DAFTAR TUGAS:
1. Menurut tulisan tentang iklan #INDONESIAHEBAT, dalam rangka apa iklan itu ditayangkan?
2. Silakan teruskan tulisan tentang iklan #INDONESIAHEBAT mulai setelah kalimat terakhirnya.

DOKUMEN:
⁂

“Wahai
Putra Putri Bangsa, bersatulah! Di tanganmu Indonesia hebat!” kalimat yang penulis
dengar dari radio dan lihat di televisi dalam iklan #INDONESIAHEBAT,
ditayangkan dalam rangka memperingati Hari Sumpah Pemuda 28 Oktober 2013 oleh
BP Pemilu PDI Perjuangan. Iklan ini menarik perhatian penulis dalam tiga
perspektif, yaitu sebagai kader PDI Perjuangan, sebagai pemerhati komunikasi,
dan sebagai pemuda Indonesia.
Perspektif
pertama adalah sebagai kader PDI Perjuangan. Mendengar Ketua Harian BP Pemilu PDI
Perjuangan Puan Maharani mengucapkan kalimat “Wahai Putra Putri Bangsa,
bersatulah, di tanganmu Indonesia hebat!” dengan lantang dan tegas, hati
penulis tergerak. Bukan hanya karena penulis juga sebagai Tenaga Ahli beliau di
DPR, namun karena di dalam satu kalimat itu terkandung semangat sejarah
pemikiran Indonesia, kekhawatiran masa kini di benak orang Indonesia, dan
harapan atas masa depan yang terpendam di hati banyak rakyat.

⁂

DATA:
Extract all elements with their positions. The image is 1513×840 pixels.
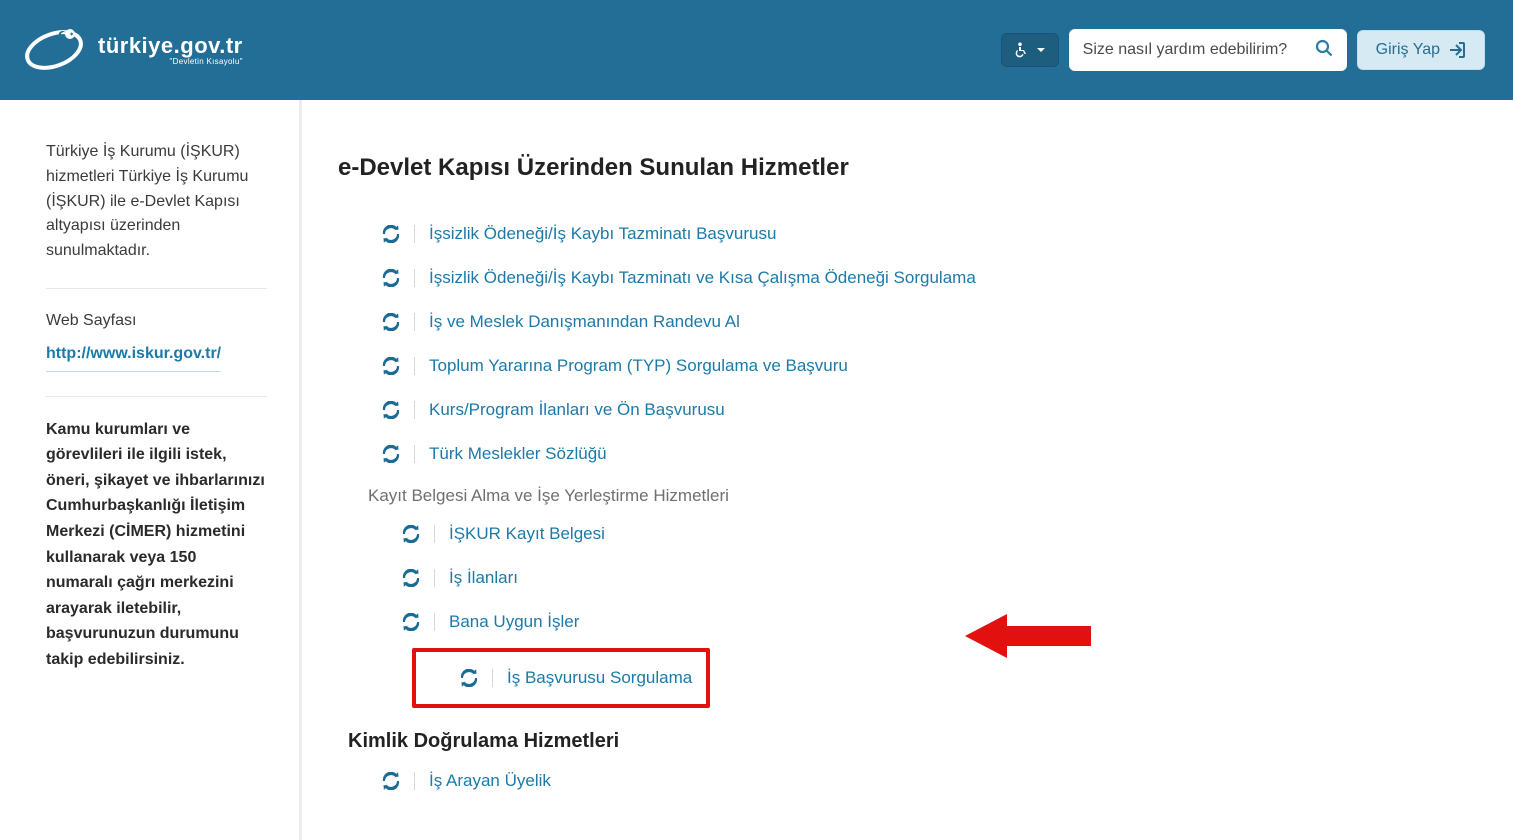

⁂

JAWABAN TUGAS:
1. Iklan itu ditayangkan untuk memperingati Hari Sumpah Pemuda 28 Oktober 2013.

2.
Pada
tanggal 28 Oktober 1928, kalangan muda Indonesia mengabadikan nama mereka dalam
catatan sejarah bangsa dengan meneriakkan persatuan kala bangsanya terpecah
belah di bawah penjajahan. Mereka dengan bangga menamakan dirinya “putra-putri
Indonesia” sebelum Indonesia menyatakan kemerdekaannya. Sebuah pemikiran dengan
kesan sederhana, tapi bila dilihat dan dirasakan dengan keadaan jaman tersebut,
“Sumpah Pemuda” adalah pemikiran progresif dan jauh melampaui masanya.
Di
masa sekarang, kekhawatiran atas persatuan masih begitu kuat mengemuka. Konflik
sosial menurut data pemerintah telah meningkat dari 77 kasus di tahun 2011,
menjadi 128 kasus di tahun 2012. Bentrokan antar penganut agama masih sering
kita baca di media, bahkan mungkin bagi banyak orang masih dirasakan dalam
kehidupan sehari-hari. Pilar Bhinneka Tunggal Ika dalam kehidupan berbangsa dan
bernegara kita dengan penekanan pada persatuan seakan dapat rubuh begitu saja.
Ke
depannya tentu kita tidak ingin Negara Kesatuan Republik Indonesia (NKRI) terpecah
belah. Konflik sosial harus secara drastis berkurang jumlahnya, bila tidak bisa
hilang seluruhnya. Harapan atau impian ini jatuh menjadi tanggung jawab di
pundak pemuda-pemudi Indonesia masa kini. Terlebih saat ini data BPS
menunjukkan ada sekitar 168 juta orang Indonesia berusia muda di bawah umur 40
tahun, atau sekitar 67 persen dari total 250 juta jumlah penduduk Indonesia. Di
sinilah makna “di tanganmu Indonesia hebat!” menjadi sangat relevan, sebab
memang nasib Indonesia akan menjadi hebat atau terjerembab ada di tangan 168
juta muda-mudi Indonesia.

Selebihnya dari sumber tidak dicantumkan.